- _RECORDS TO USE_

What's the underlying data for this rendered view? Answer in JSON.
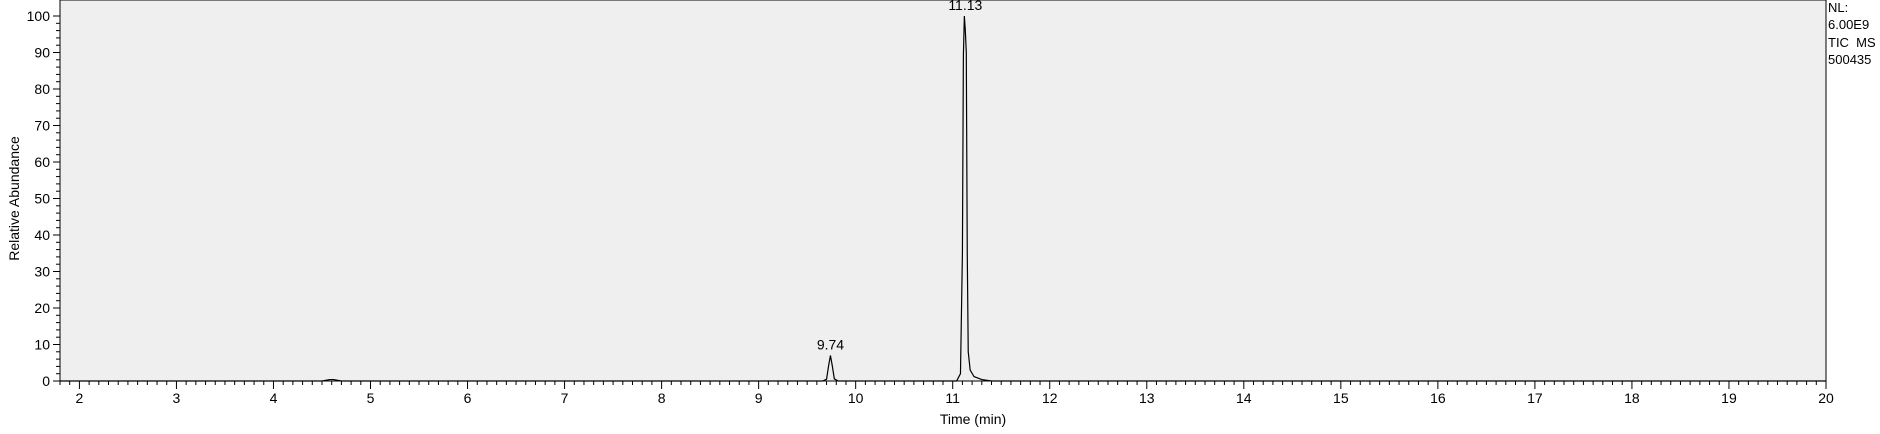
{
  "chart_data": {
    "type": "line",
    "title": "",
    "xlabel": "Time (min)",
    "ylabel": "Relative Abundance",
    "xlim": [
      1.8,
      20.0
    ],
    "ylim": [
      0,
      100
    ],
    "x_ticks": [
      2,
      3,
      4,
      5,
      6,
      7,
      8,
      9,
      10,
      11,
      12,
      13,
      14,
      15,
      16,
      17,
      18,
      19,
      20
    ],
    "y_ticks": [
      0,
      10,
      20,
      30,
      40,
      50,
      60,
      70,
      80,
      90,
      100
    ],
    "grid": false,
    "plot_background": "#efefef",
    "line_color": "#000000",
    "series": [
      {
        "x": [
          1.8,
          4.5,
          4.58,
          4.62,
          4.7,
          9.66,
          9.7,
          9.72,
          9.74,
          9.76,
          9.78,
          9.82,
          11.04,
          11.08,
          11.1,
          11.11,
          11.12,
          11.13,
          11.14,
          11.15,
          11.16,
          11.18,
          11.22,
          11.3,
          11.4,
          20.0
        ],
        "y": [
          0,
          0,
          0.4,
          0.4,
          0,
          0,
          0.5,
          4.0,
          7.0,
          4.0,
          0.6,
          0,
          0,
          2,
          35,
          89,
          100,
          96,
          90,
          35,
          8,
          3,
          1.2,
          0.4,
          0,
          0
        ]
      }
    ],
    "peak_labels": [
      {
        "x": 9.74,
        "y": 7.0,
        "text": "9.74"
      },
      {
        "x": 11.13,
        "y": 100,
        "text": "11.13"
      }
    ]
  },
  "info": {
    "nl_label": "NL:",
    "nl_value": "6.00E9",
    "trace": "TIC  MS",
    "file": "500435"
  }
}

- _WRITTEN REQUEST_
Reproduce all of the entries word for word, skipping any pictures they hold.

- _OUTPUT FOR THIS EXERCISE_
What's the underlying data for this rendered view? Answer in JSON.
{
  "chart_data": {
    "type": "line",
    "title": "",
    "xlabel": "Time (min)",
    "ylabel": "Relative Abundance",
    "xlim": [
      1.8,
      20.0
    ],
    "ylim": [
      0,
      100
    ],
    "x_ticks": [
      2,
      3,
      4,
      5,
      6,
      7,
      8,
      9,
      10,
      11,
      12,
      13,
      14,
      15,
      16,
      17,
      18,
      19,
      20
    ],
    "y_ticks": [
      0,
      10,
      20,
      30,
      40,
      50,
      60,
      70,
      80,
      90,
      100
    ],
    "grid": false,
    "plot_background": "#efefef",
    "line_color": "#000000",
    "series": [
      {
        "x": [
          1.8,
          4.5,
          4.58,
          4.62,
          4.7,
          9.66,
          9.7,
          9.72,
          9.74,
          9.76,
          9.78,
          9.82,
          11.04,
          11.08,
          11.1,
          11.11,
          11.12,
          11.13,
          11.14,
          11.15,
          11.16,
          11.18,
          11.22,
          11.3,
          11.4,
          20.0
        ],
        "y": [
          0,
          0,
          0.4,
          0.4,
          0,
          0,
          0.5,
          4.0,
          7.0,
          4.0,
          0.6,
          0,
          0,
          2,
          35,
          89,
          100,
          96,
          90,
          35,
          8,
          3,
          1.2,
          0.4,
          0,
          0
        ]
      }
    ],
    "peak_labels": [
      {
        "x": 9.74,
        "y": 7.0,
        "text": "9.74"
      },
      {
        "x": 11.13,
        "y": 100,
        "text": "11.13"
      }
    ]
  },
  "info": {
    "nl_label": "NL:",
    "nl_value": "6.00E9",
    "trace": "TIC  MS",
    "file": "500435"
  }
}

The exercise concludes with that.